* Selected extract:
+---+

Tariffs & Retailers

The Complete Guide to Solar Buy-Back Rates in New Zealand

The Complete Guide to Solar Buy-Back Rates in New Zealand

A solar buy-back rate is the price your power company pays you for the electricity your panels send back to the grid. In New Zealand right now, flat buy-back rates sit somewhere between 7 and 17 cents per kWh depending on your retailer, while the power you buy off them costs roughly 28 to 38 cents per kWh (per published retailer pricing and the Electricity Authority's market data). That gap is the single most important number in solar economics, and it tells you the honest truth straight up: every unit you use yourself is worth two to four times more than every unit you export. Get your head around that one fact and you already understand more than most people who've just signed a solar contract.

What a buy-back rate actually is

When the sun is shining and your panels are producing more than your house is using, that surplus power has to go somewhere. It flows back out through your meter and into the grid for your neighbours to use. Your retailer credits you for it. That credit is the buy-back rate, sometimes called an export rate.

Here's the thing nobody selling you panels wants to dwell on: you do not get paid the same rate you pay. New Zealand never had a generous national export scheme, and there's no government mandate forcing retailers to pay a set price. Each retailer sets its own rate, and they compete on it (loosely).

+---+

* Records for the exercise:

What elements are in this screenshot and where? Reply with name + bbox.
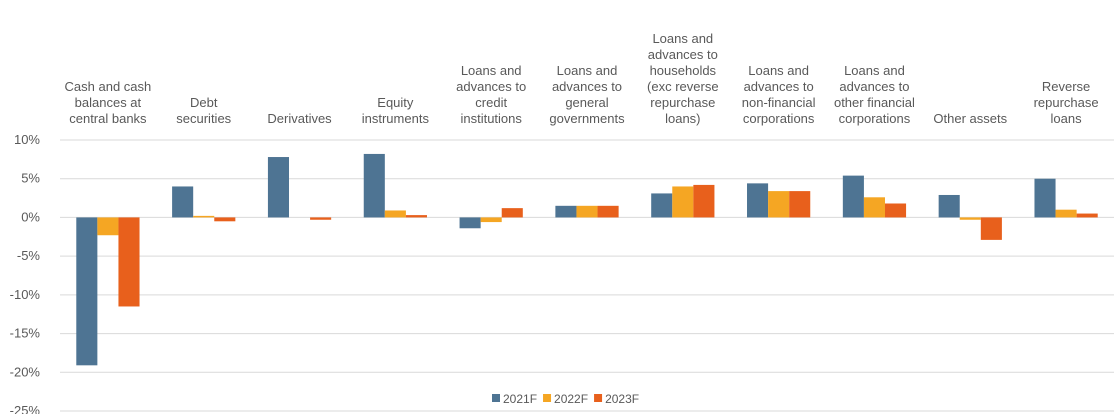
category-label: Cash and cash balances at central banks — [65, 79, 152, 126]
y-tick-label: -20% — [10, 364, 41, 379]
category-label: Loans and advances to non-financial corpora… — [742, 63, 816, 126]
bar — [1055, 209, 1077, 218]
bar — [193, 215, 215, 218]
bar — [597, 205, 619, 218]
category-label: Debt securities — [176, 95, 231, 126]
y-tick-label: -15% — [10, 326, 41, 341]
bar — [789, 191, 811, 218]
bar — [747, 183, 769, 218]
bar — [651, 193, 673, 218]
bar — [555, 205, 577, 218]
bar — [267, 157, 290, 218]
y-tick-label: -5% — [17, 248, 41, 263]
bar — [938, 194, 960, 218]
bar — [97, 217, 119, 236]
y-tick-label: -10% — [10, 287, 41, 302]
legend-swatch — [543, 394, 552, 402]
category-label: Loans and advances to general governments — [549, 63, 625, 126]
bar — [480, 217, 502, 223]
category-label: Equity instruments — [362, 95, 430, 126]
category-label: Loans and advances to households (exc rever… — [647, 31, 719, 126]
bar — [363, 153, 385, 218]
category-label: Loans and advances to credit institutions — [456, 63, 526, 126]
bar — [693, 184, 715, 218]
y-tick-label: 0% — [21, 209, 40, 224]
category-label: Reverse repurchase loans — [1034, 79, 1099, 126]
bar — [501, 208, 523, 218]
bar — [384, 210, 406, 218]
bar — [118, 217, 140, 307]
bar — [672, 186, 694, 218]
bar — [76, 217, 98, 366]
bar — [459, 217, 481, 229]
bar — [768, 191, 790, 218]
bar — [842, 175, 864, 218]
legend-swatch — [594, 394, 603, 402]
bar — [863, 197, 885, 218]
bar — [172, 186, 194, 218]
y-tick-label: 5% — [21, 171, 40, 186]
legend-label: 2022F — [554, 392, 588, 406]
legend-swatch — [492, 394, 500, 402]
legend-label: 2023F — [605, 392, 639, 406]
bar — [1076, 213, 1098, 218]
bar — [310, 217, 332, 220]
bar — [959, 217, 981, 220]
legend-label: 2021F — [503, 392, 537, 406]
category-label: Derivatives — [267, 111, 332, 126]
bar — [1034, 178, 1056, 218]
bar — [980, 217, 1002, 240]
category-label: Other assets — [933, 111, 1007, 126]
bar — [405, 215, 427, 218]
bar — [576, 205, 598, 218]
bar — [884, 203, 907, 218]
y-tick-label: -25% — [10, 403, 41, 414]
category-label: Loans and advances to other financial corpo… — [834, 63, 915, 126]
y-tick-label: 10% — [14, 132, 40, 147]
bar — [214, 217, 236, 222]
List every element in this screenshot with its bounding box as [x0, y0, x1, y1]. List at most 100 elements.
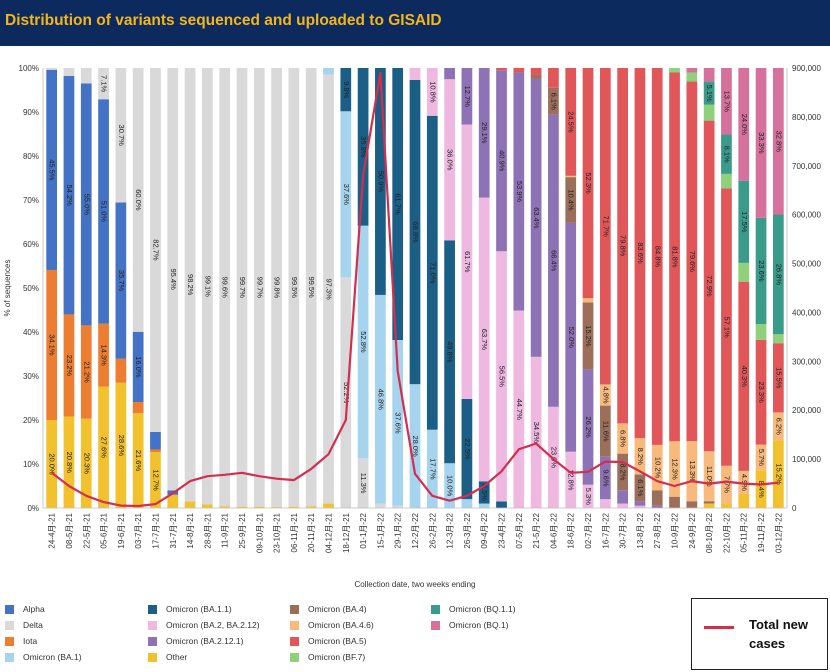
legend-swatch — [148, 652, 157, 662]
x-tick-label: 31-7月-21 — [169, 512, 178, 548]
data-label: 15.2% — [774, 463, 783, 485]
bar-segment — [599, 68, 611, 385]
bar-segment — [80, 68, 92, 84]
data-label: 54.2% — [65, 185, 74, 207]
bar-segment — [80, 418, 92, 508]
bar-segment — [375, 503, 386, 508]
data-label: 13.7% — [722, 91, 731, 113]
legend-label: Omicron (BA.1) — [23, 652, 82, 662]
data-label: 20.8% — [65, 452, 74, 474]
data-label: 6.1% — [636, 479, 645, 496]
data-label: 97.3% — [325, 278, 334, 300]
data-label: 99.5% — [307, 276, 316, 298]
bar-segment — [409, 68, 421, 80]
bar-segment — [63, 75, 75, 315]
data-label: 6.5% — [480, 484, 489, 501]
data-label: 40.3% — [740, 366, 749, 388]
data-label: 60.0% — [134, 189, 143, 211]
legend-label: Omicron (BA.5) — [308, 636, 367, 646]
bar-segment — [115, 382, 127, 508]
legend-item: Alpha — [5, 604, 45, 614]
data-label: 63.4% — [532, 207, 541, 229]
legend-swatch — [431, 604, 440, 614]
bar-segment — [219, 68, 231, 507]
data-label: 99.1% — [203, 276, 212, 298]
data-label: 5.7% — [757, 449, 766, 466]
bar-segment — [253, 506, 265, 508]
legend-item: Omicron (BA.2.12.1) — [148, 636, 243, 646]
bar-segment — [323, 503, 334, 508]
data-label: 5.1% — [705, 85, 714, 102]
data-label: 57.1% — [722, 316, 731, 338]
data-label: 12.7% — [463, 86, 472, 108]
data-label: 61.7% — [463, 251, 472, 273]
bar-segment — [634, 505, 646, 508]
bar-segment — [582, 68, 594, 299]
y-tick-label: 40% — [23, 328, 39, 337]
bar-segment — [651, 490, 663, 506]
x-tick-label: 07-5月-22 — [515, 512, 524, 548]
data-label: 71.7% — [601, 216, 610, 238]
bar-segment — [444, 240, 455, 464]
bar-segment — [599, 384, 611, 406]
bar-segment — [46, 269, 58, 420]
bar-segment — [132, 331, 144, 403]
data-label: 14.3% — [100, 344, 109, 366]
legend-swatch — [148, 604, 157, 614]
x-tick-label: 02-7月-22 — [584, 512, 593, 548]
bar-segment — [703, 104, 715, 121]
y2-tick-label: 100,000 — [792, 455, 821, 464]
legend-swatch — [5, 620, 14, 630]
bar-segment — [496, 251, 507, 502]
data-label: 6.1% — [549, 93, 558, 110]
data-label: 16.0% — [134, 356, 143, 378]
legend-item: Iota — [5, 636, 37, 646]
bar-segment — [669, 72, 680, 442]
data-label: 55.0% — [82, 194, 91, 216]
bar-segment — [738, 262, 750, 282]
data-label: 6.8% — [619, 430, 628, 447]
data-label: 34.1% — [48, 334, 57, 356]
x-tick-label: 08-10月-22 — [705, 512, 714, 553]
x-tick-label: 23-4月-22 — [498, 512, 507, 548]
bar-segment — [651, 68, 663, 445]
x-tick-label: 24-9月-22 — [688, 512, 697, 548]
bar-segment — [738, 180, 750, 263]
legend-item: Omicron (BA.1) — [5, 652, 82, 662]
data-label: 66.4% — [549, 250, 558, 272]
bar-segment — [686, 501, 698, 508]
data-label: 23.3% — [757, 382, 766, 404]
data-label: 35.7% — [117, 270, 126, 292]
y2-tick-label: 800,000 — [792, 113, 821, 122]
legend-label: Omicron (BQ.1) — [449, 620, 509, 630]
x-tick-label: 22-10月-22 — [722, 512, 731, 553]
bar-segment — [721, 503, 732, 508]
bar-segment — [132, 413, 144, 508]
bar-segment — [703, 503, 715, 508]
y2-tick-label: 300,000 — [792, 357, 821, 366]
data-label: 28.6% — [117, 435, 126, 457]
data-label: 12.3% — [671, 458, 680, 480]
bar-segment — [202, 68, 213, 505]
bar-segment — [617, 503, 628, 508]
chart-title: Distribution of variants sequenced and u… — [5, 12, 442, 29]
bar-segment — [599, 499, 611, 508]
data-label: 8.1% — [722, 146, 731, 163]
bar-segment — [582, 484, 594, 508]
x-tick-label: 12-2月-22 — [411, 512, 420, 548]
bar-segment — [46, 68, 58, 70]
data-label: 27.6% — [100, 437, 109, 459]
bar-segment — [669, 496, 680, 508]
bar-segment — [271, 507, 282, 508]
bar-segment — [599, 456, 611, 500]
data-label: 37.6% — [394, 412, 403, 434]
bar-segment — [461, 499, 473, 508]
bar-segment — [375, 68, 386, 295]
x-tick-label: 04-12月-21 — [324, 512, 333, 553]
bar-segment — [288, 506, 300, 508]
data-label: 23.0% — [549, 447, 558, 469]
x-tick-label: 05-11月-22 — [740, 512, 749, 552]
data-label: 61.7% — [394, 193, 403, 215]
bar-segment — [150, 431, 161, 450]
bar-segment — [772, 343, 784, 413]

+---+

* Exercise set:
1) List every figure in the solar buy-back guide that is given in cents per kWh.
2) Echo the records from the line containing "category-label: Cash and" through the line containing "category-label: Loans and advances to credit", both ends included.
The text and the records come from separate, unrelated sources.

* Full solutions:
1) 7, 17, 28, 38

2)
category-label: Cash and cash balances at central banks — [65, 79, 152, 126]
y-tick-label: -20% — [10, 364, 41, 379]
category-label: Loans and advances to non-financial corpora… — [742, 63, 816, 126]
bar — [1055, 209, 1077, 218]
bar — [193, 215, 215, 218]
bar — [597, 205, 619, 218]
category-label: Debt securities — [176, 95, 231, 126]
y-tick-label: -15% — [10, 326, 41, 341]
bar — [789, 191, 811, 218]
bar — [747, 183, 769, 218]
bar — [651, 193, 673, 218]
bar — [555, 205, 577, 218]
bar — [267, 157, 290, 218]
y-tick-label: -5% — [17, 248, 41, 263]
bar — [938, 194, 960, 218]
bar — [97, 217, 119, 236]
y-tick-label: -10% — [10, 287, 41, 302]
legend-swatch — [543, 394, 552, 402]
category-label: Loans and advances to general governments — [549, 63, 625, 126]
bar — [480, 217, 502, 223]
category-label: Equity instruments — [362, 95, 430, 126]
category-label: Loans and advances to households (exc rever… — [647, 31, 719, 126]
bar — [363, 153, 385, 218]
category-label: Loans and advances to credit institutions — [456, 63, 526, 126]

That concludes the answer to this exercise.